WRITTEN PROBLEM: Go through the lines below and copy each one that holds the string "твердости".
---*---
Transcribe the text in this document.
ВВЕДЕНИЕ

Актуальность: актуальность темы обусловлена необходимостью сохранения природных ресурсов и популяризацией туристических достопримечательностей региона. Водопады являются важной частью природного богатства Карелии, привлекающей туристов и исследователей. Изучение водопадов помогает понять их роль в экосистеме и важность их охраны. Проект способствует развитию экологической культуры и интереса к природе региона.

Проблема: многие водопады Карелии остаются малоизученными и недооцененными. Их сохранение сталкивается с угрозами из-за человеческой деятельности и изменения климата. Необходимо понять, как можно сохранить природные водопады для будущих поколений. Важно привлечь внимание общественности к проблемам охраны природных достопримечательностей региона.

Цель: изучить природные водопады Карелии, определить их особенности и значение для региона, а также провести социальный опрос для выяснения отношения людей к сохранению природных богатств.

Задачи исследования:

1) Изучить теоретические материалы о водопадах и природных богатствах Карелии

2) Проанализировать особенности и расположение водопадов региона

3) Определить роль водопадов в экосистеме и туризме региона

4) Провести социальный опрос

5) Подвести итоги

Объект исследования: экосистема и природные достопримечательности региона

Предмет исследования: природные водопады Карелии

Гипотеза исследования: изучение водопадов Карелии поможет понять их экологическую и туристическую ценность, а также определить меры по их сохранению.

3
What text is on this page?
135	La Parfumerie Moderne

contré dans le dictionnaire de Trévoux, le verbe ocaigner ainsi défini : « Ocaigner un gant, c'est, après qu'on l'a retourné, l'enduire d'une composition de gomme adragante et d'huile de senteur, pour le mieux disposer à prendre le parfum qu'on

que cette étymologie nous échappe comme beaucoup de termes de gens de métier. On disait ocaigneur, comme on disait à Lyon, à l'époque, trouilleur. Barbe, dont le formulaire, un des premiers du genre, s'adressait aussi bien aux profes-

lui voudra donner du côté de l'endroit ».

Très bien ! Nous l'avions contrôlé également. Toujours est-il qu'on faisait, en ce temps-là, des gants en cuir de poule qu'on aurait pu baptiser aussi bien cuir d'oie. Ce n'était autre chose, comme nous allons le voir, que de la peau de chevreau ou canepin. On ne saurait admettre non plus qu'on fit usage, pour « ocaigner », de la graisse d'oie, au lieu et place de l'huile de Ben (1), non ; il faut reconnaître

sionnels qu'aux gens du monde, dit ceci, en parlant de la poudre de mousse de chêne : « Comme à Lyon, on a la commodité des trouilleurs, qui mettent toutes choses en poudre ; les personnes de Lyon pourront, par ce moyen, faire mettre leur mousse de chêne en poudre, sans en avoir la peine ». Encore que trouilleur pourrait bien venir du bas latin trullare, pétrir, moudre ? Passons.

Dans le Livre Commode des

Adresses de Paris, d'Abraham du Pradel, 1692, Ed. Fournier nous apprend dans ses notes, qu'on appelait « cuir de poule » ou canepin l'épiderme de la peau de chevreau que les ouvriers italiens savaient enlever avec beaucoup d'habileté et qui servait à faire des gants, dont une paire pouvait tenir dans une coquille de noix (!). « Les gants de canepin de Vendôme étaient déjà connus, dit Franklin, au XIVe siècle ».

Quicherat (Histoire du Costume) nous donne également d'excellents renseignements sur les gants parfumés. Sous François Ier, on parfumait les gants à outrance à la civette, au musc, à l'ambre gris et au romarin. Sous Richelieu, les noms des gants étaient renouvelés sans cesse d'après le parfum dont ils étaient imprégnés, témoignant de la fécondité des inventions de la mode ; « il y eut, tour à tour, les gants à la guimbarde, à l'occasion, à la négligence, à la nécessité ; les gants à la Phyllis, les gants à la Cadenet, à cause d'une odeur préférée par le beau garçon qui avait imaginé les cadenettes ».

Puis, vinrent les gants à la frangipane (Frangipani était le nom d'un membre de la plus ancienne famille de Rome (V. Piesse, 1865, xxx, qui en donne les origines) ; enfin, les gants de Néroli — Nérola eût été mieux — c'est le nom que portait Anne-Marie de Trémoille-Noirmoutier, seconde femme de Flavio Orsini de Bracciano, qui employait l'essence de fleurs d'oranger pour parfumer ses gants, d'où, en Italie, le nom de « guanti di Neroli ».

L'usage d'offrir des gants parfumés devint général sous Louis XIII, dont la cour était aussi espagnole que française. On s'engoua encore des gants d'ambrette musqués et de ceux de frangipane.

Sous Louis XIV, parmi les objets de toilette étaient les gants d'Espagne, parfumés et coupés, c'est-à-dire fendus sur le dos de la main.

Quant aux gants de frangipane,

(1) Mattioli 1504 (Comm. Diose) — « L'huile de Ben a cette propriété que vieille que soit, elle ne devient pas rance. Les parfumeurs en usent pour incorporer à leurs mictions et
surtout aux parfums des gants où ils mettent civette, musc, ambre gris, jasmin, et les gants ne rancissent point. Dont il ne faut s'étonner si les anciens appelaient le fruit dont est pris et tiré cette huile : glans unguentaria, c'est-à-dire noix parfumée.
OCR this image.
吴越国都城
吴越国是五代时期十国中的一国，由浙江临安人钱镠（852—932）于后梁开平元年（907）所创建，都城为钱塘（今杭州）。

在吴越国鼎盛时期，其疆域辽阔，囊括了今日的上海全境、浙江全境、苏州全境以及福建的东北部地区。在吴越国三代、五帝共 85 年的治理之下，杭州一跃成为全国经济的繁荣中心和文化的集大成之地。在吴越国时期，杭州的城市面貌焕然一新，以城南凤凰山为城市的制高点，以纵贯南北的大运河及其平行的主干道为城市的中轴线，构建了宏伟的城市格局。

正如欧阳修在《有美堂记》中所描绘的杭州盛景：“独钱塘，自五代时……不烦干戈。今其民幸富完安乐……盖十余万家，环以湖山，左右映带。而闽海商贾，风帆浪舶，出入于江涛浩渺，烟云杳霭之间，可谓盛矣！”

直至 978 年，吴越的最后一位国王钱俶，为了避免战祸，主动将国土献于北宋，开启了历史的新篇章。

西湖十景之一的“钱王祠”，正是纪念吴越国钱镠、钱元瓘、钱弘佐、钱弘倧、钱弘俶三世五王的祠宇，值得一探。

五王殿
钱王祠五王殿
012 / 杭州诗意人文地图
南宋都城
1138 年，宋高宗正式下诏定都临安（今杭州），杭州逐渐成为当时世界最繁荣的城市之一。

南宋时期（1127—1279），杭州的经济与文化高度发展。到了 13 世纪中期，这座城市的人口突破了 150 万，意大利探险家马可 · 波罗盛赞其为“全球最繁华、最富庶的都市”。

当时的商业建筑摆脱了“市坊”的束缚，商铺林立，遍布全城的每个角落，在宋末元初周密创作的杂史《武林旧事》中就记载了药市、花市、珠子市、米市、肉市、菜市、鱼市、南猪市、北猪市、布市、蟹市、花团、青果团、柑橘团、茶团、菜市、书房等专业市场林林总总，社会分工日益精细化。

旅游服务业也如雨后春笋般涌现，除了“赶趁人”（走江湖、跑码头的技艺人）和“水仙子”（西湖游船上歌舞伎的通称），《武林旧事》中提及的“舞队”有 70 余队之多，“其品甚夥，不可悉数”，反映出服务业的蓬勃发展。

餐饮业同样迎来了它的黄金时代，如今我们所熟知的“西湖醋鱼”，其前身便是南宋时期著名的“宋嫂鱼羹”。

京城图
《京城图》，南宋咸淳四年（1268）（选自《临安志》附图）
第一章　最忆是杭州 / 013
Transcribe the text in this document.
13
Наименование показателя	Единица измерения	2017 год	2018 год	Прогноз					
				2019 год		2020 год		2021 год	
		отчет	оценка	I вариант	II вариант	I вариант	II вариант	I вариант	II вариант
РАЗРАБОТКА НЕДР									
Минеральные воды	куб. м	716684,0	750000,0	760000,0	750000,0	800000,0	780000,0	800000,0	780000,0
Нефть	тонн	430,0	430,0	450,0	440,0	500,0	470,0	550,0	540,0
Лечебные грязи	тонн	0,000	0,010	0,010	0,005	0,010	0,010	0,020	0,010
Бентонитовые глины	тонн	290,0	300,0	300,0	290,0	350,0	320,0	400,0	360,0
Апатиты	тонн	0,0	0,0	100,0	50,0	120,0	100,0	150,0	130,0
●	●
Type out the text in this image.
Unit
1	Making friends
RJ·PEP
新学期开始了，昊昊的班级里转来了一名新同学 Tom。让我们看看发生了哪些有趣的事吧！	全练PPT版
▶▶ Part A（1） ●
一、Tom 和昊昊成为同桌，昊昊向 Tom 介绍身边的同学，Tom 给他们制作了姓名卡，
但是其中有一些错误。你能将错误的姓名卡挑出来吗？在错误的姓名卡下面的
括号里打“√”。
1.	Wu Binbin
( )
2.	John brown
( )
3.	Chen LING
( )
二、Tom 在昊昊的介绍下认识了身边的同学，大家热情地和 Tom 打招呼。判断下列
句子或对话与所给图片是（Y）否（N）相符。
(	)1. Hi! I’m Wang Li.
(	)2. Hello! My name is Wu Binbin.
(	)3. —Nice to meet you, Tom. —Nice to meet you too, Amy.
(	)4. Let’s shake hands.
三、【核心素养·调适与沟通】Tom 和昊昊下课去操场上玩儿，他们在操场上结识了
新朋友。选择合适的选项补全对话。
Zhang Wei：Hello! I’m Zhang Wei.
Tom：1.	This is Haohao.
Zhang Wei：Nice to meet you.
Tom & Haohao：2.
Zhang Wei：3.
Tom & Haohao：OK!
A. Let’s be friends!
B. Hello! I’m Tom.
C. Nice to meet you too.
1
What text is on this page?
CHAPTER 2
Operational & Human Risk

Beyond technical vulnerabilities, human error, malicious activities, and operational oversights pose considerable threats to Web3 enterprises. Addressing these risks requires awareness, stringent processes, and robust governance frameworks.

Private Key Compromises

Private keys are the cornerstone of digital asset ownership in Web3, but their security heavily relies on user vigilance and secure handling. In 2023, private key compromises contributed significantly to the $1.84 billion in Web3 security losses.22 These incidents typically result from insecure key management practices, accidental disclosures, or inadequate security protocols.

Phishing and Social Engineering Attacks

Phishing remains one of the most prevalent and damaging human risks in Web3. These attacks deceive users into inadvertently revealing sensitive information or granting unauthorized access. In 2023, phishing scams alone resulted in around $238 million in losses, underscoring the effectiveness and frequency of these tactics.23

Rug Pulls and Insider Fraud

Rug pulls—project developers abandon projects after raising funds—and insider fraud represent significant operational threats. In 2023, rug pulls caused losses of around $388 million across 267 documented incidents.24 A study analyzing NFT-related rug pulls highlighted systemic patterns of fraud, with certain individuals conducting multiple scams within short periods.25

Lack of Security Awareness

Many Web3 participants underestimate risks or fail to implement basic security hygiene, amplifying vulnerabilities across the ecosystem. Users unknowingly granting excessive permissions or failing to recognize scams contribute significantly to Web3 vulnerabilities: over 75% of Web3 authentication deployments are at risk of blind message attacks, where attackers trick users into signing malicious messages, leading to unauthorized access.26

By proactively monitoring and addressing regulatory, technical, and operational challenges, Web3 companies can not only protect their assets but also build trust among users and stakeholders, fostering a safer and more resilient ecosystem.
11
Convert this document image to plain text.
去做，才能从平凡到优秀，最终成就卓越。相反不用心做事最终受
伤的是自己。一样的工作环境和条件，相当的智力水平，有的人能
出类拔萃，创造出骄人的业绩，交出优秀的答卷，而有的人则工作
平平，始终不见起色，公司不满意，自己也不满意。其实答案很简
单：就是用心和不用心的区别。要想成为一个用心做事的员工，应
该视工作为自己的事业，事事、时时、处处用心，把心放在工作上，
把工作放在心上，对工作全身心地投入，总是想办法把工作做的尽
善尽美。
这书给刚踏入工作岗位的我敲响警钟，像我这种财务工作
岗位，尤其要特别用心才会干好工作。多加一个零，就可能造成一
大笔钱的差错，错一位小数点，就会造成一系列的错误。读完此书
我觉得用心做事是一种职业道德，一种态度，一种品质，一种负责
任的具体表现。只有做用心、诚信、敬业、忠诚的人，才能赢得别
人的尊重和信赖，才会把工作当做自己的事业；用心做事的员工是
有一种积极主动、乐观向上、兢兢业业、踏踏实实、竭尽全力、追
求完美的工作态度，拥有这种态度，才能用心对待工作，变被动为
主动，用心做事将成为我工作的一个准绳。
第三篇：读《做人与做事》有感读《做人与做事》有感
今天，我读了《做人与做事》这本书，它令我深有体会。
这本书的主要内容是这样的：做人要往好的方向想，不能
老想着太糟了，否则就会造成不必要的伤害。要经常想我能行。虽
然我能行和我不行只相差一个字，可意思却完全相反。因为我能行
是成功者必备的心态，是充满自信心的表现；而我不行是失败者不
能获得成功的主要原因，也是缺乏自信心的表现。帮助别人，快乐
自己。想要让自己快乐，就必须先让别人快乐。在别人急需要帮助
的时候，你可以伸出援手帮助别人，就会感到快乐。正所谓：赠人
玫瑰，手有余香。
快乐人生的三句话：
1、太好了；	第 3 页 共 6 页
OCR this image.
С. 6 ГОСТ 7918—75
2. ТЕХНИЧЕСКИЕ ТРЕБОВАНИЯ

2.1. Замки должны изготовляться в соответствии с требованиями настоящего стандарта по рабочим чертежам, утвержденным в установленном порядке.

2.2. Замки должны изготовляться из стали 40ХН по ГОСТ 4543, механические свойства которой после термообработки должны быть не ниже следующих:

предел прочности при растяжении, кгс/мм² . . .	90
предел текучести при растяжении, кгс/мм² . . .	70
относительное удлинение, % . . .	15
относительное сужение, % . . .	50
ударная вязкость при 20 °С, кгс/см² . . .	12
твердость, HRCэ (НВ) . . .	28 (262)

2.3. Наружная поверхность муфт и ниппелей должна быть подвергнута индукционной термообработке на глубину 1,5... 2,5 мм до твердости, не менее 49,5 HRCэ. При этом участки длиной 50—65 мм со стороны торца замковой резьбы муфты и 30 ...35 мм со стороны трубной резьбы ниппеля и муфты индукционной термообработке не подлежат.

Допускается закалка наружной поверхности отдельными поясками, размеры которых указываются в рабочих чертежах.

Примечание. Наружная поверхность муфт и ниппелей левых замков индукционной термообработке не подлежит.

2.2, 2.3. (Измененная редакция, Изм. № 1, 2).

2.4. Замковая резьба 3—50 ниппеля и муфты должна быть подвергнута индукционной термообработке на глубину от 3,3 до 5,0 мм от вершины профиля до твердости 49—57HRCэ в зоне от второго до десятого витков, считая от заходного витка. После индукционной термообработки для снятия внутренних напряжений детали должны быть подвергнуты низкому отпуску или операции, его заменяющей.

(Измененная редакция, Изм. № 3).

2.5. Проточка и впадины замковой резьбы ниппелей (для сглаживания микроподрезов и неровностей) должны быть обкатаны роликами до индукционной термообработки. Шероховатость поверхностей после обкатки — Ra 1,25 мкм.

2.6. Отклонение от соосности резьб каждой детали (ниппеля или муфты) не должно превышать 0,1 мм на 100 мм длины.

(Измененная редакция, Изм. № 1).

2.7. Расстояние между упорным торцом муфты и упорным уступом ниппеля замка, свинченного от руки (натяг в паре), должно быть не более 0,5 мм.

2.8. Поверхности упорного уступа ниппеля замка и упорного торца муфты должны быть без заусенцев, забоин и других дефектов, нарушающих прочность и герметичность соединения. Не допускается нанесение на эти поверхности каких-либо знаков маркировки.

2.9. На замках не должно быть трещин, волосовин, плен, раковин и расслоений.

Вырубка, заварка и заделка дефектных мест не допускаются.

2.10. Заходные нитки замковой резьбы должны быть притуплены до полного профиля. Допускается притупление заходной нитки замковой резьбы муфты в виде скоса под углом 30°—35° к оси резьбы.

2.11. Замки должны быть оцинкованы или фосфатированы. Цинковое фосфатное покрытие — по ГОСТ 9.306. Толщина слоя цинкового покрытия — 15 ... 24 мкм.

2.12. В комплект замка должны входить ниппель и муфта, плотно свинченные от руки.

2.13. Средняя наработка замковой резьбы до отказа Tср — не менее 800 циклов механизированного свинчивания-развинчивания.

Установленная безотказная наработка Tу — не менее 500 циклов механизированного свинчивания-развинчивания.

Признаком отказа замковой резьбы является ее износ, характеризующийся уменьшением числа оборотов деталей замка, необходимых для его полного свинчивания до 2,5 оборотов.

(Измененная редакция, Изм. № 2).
---*---
OUTPUT FOR THIS TASK:
2.3. Наружная поверхность муфт и ниппелей должна быть подвергнута индукционной термообработке на глубину 1,5... 2,5 мм до твердости, не менее 49,5 HRCэ. При этом участки длиной 50—65 мм со стороны торца замковой резьбы муфты и 30 ...35 мм со стороны трубной резьбы ниппеля и муфты индукционной термообработке не подлежат.
2.4. Замковая резьба 3—50 ниппеля и муфты должна быть подвергнута индукционной термообработке на глубину от 3,3 до 5,0 мм от вершины профиля до твердости 49—57HRCэ в зоне от второго до десятого витков, считая от заходного витка. После индукционной термообработки для снятия внутренних напряжений детали должны быть подвергнуты низкому отпуску или операции, его заменяющей.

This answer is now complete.